===== EXERCISE MATERIAL =====
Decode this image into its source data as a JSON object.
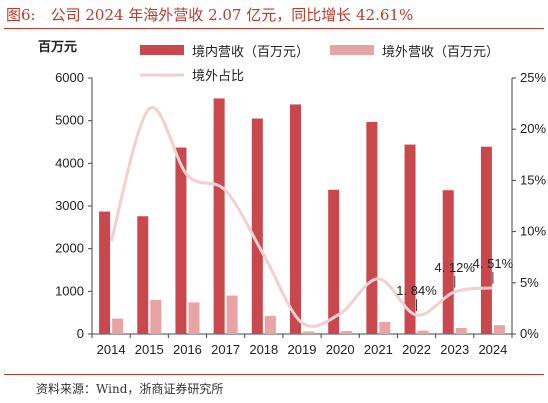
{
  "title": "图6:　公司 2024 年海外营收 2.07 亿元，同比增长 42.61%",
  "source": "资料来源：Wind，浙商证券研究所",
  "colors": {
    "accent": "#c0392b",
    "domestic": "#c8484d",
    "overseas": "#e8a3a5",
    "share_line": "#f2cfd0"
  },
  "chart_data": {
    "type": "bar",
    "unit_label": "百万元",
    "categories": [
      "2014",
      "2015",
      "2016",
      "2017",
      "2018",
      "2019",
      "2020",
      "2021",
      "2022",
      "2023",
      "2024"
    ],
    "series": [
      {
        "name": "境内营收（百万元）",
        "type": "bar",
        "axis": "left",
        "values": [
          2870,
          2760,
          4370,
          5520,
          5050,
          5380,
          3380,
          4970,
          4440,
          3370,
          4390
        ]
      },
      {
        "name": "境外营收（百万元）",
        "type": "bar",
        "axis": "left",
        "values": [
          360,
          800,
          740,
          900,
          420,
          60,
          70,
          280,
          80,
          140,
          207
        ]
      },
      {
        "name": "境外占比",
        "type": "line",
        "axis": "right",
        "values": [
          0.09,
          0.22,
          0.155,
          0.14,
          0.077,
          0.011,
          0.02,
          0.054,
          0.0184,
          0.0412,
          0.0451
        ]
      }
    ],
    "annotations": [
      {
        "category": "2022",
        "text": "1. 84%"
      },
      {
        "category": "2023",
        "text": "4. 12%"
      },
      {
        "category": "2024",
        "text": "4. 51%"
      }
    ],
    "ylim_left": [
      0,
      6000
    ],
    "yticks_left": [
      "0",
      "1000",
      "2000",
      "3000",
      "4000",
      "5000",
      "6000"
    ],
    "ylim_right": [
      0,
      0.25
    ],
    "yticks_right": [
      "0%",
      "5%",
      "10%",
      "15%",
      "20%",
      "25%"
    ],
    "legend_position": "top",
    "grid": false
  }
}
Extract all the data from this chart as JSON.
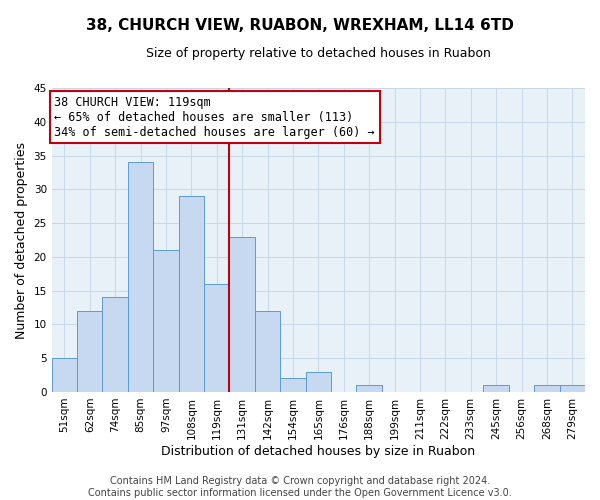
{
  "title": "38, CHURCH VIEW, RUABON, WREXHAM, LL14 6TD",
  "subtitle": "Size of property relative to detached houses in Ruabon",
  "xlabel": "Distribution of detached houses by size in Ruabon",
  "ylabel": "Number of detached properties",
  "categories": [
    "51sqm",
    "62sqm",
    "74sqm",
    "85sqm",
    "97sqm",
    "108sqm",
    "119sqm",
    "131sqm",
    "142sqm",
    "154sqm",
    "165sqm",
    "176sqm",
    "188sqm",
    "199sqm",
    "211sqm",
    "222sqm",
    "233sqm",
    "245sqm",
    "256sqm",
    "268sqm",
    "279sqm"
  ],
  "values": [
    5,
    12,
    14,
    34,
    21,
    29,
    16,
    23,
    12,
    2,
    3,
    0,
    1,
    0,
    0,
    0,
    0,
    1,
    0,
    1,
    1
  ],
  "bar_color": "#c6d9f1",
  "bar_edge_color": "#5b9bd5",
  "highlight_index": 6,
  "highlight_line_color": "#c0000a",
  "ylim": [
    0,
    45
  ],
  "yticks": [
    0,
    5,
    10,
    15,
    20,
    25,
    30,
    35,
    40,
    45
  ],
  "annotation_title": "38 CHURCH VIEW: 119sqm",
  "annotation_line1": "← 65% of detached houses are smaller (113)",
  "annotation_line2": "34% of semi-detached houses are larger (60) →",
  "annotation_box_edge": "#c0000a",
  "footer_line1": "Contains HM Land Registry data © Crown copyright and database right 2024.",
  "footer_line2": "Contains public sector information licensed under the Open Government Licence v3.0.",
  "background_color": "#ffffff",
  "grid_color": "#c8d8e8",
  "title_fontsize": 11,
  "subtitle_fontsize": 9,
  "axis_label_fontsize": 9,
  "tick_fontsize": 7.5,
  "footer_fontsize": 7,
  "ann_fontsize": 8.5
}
=====
▶ [THE EXERCISE] Of the lines above, copy each that contains "houses".

▶ [RESULT OF THE EXERCISE]
  "subtitle": "Size of property relative to detached houses in Ruabon",
  "xlabel": "Distribution of detached houses by size in Ruabon",
  "annotation_line1": "← 65% of detached houses are smaller (113)",
  "annotation_line2": "34% of semi-detached houses are larger (60) →",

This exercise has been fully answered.